Stored records:
================

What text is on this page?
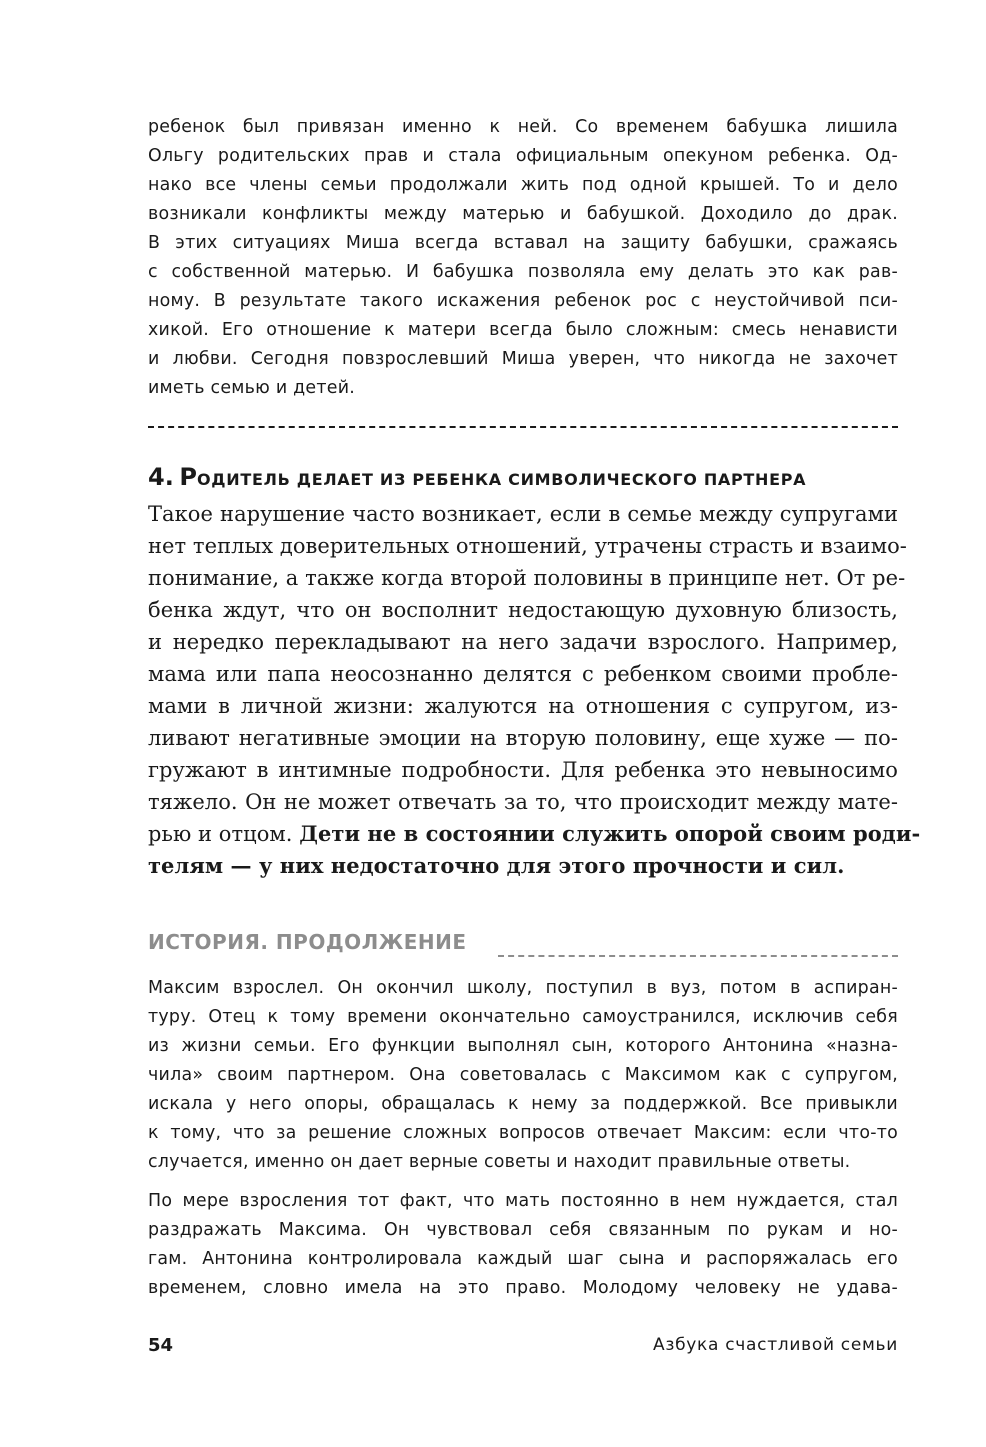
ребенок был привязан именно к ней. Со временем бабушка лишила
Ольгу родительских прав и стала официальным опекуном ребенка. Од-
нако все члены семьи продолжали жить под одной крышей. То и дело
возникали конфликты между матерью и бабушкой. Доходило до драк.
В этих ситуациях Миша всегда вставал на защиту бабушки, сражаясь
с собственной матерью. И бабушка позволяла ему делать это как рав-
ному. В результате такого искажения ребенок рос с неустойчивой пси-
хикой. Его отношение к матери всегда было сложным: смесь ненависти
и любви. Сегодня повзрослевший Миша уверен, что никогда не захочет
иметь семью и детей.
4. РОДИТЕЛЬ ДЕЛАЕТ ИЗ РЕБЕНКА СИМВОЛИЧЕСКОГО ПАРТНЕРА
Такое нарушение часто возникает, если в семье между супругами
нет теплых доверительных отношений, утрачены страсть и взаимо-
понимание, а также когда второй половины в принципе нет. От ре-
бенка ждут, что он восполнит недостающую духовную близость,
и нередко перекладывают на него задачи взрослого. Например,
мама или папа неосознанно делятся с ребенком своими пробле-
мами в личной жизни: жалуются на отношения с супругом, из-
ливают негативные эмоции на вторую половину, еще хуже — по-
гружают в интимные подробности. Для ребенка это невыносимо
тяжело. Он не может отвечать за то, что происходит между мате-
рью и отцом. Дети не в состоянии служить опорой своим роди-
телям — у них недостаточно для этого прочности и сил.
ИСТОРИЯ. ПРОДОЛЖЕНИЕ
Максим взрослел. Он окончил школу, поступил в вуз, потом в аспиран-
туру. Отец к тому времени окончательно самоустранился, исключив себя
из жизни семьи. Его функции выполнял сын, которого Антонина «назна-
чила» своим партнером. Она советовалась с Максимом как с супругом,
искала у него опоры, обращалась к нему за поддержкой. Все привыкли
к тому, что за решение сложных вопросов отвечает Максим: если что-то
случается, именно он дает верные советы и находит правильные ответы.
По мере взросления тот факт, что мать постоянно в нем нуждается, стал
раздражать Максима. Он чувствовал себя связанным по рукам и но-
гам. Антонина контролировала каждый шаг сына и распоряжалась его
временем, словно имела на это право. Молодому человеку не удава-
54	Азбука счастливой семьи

================

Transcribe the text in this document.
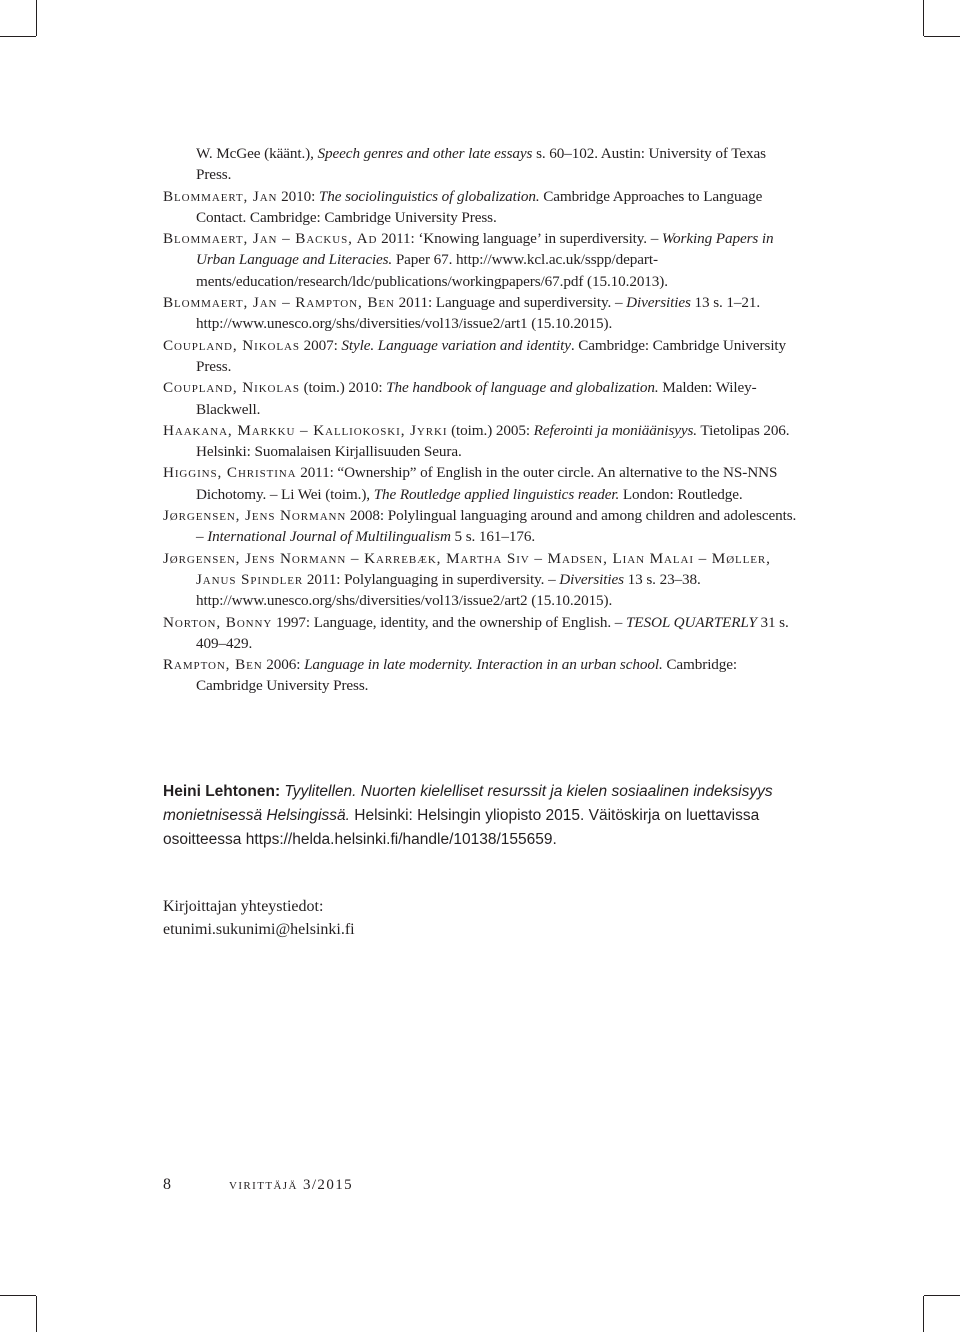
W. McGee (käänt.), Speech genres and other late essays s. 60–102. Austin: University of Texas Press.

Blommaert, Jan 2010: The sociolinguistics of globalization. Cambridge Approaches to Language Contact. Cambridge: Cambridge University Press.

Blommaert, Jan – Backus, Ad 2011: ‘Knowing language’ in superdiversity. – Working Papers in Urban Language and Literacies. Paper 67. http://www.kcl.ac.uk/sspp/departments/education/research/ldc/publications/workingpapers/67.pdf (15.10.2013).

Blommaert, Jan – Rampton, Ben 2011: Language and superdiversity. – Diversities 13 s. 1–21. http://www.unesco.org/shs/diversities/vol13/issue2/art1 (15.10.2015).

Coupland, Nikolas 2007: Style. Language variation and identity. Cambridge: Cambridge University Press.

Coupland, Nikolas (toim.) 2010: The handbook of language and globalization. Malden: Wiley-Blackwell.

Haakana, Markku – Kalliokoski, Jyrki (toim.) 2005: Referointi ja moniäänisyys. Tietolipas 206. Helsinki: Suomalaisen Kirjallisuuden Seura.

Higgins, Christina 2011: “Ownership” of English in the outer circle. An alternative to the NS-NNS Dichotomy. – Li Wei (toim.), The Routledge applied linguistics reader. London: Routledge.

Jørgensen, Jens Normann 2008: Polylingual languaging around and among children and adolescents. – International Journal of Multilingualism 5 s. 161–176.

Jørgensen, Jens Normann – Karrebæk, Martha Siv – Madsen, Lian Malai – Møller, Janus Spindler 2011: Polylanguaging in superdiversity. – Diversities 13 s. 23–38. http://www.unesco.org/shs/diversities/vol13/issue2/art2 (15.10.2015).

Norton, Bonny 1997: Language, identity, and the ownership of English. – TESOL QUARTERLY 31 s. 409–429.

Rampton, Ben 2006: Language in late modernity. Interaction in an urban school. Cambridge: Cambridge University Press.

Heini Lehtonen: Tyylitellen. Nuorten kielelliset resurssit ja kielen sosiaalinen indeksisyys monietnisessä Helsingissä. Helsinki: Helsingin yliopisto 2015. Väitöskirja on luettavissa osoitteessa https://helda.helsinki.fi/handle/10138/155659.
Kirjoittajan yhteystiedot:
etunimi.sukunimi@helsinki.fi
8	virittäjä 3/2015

================

#### [WRITTEN INSTRUCTION]
Search the records for the word "жизни", then list every line that has it.

#### [EXERCISE RESPONSE]
мами в личной жизни: жалуются на отношения с супругом, из-
из жизни семьи. Его функции выполнял сын, которого Антонина «назна-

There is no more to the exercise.